*Direction*: Separate out the lines that hold "California".

*Extracted records*:
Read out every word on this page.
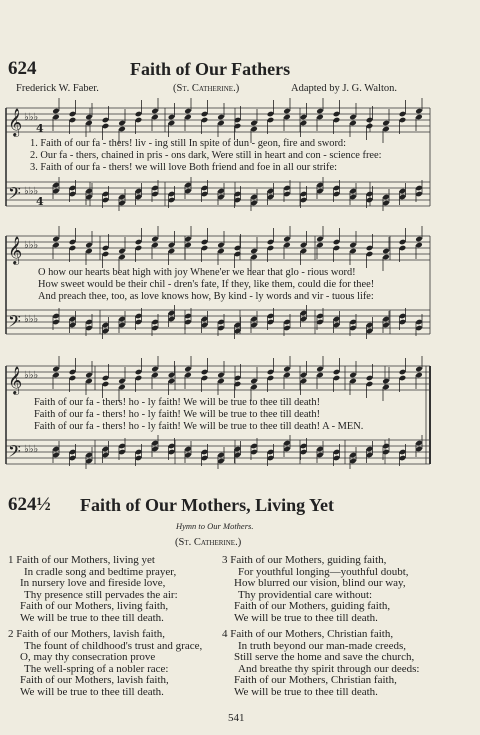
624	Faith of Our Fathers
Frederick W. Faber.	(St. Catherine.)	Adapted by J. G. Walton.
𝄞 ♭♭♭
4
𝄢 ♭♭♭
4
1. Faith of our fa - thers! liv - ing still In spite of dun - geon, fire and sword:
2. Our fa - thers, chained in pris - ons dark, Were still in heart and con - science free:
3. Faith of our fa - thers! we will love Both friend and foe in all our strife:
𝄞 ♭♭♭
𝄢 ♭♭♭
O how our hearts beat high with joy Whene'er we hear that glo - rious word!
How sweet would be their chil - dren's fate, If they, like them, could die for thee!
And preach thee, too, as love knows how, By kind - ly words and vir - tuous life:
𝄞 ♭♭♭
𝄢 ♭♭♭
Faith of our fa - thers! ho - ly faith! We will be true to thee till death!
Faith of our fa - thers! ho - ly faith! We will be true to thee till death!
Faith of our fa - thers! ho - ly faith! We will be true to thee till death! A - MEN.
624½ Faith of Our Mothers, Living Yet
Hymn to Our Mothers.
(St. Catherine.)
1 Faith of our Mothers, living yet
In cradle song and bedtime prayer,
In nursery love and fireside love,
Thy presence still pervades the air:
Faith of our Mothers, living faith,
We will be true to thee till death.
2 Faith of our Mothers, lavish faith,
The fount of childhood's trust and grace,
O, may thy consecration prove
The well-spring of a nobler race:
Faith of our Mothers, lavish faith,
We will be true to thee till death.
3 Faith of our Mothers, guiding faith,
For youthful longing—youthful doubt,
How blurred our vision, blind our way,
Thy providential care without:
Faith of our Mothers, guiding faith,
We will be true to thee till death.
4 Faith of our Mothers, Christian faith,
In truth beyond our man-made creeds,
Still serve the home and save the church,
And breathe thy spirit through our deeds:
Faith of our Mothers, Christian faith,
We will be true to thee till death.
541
...
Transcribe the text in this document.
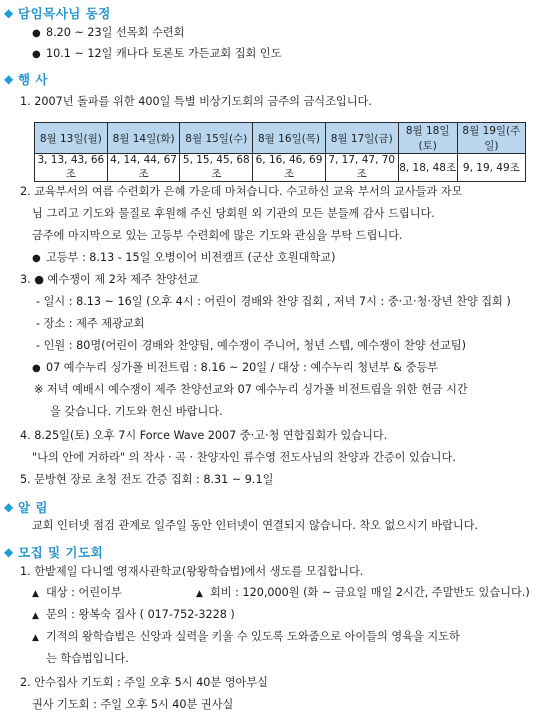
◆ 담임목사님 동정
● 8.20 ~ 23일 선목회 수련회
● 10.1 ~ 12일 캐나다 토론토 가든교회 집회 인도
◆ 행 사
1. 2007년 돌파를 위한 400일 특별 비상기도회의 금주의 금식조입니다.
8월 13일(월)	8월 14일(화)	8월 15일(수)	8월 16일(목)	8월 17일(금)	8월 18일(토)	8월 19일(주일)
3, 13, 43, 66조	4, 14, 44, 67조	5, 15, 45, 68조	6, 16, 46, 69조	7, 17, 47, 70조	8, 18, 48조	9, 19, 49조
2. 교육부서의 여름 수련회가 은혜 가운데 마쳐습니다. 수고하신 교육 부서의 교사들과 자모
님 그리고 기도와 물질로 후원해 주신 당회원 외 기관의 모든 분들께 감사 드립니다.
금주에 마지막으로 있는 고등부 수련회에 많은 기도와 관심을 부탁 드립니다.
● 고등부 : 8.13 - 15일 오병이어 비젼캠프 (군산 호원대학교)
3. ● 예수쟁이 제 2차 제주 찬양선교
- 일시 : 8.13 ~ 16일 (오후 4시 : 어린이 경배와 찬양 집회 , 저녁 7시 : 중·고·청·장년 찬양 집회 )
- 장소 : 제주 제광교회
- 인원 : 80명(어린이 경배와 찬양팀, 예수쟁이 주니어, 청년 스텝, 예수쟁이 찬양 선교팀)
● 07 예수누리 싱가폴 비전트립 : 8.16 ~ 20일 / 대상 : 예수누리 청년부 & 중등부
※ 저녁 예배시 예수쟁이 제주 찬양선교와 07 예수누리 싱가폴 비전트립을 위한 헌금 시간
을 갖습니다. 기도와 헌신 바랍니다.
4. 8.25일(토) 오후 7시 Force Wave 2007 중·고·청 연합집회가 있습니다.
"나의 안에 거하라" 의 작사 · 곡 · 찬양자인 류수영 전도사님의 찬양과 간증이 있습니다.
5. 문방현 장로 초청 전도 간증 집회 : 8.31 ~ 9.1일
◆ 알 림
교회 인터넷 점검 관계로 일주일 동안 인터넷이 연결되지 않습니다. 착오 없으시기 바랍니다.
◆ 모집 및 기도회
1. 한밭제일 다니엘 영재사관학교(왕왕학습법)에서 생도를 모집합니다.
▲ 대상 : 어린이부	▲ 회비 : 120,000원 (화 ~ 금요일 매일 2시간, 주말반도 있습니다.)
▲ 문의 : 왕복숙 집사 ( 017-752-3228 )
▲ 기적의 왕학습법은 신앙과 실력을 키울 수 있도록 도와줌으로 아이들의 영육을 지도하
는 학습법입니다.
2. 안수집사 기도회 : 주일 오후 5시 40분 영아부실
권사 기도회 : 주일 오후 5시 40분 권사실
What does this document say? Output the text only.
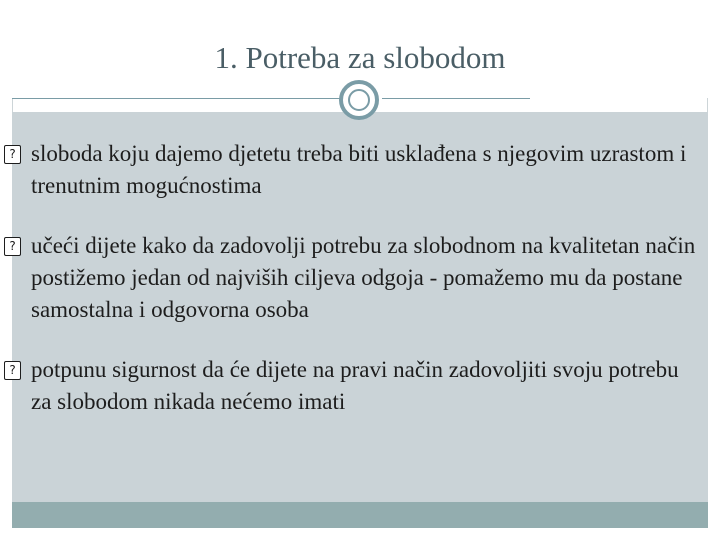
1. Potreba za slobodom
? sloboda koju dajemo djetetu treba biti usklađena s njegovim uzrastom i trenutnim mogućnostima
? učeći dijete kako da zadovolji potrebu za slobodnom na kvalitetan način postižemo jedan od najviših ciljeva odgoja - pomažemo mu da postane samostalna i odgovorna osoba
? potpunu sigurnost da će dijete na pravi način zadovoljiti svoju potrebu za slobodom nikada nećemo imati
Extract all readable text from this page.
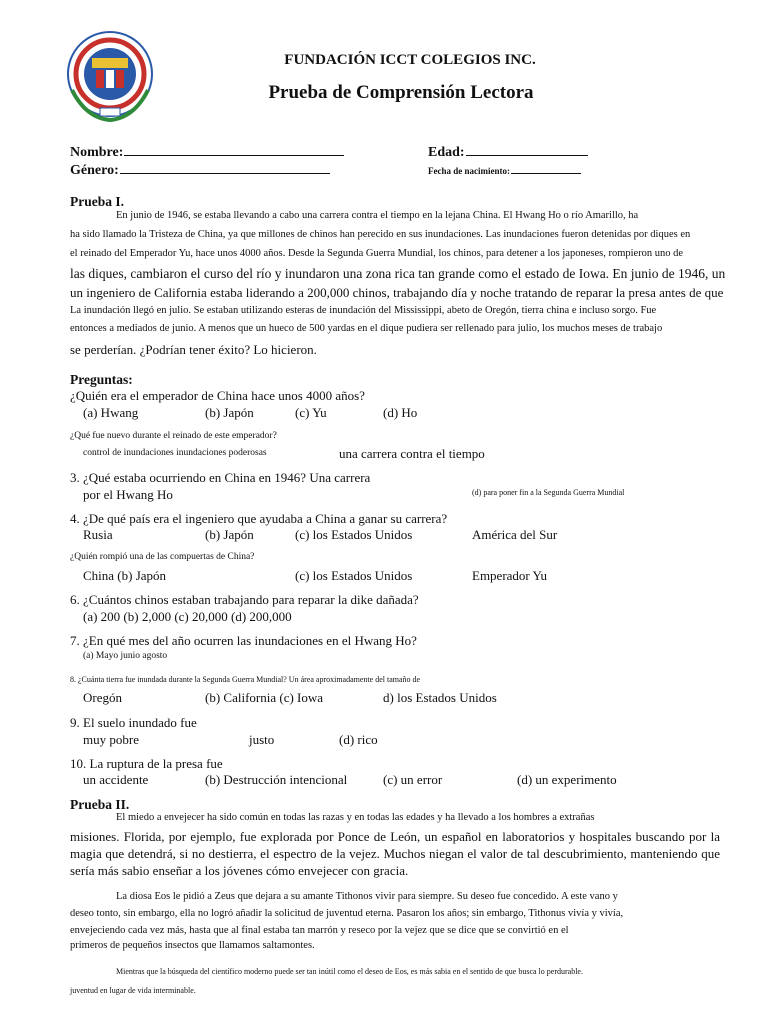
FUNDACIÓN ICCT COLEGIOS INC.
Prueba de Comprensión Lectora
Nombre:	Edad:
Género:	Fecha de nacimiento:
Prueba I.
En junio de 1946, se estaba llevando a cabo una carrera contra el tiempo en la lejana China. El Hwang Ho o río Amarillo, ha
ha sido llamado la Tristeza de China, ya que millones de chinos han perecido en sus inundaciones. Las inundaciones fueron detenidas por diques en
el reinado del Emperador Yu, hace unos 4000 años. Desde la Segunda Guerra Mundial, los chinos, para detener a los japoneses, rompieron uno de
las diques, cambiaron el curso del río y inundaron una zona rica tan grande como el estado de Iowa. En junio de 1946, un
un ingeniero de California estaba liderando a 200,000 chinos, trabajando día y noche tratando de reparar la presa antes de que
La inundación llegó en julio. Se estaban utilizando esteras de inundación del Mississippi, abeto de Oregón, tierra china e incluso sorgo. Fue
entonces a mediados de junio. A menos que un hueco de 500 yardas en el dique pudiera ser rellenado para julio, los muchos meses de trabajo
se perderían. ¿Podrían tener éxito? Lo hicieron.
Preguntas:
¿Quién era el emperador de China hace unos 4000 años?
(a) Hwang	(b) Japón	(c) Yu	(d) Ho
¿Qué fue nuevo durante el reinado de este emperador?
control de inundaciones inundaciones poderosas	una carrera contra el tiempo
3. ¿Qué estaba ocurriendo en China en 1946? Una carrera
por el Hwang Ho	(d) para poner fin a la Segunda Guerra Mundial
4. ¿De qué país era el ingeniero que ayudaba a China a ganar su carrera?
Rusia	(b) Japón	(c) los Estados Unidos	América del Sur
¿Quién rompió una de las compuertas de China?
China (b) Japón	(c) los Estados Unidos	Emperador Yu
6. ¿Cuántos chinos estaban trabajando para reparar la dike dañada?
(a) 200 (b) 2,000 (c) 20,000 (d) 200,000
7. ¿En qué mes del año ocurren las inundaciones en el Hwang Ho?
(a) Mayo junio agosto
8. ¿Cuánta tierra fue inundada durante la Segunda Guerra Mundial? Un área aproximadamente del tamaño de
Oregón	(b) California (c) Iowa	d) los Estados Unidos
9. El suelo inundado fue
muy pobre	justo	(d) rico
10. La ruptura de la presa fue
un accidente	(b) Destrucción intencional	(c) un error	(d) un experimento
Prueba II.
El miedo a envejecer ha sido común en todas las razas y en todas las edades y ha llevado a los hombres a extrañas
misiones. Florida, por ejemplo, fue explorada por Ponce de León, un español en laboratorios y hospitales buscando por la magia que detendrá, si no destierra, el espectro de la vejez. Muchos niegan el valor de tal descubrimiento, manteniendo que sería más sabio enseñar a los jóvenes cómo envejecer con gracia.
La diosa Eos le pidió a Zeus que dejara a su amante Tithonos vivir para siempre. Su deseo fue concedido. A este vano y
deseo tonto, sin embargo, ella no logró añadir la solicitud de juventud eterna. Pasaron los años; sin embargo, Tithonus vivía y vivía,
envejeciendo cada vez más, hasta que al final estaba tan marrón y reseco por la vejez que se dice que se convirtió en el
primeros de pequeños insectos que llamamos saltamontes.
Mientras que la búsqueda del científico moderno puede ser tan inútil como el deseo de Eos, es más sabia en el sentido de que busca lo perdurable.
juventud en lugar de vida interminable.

*The completed task*:
un ingeniero de California estaba liderando a 200,000 chinos, trabajando día y noche tratando de reparar la presa antes de que
Oregón	(b) California (c) Iowa	d) los Estados Unidos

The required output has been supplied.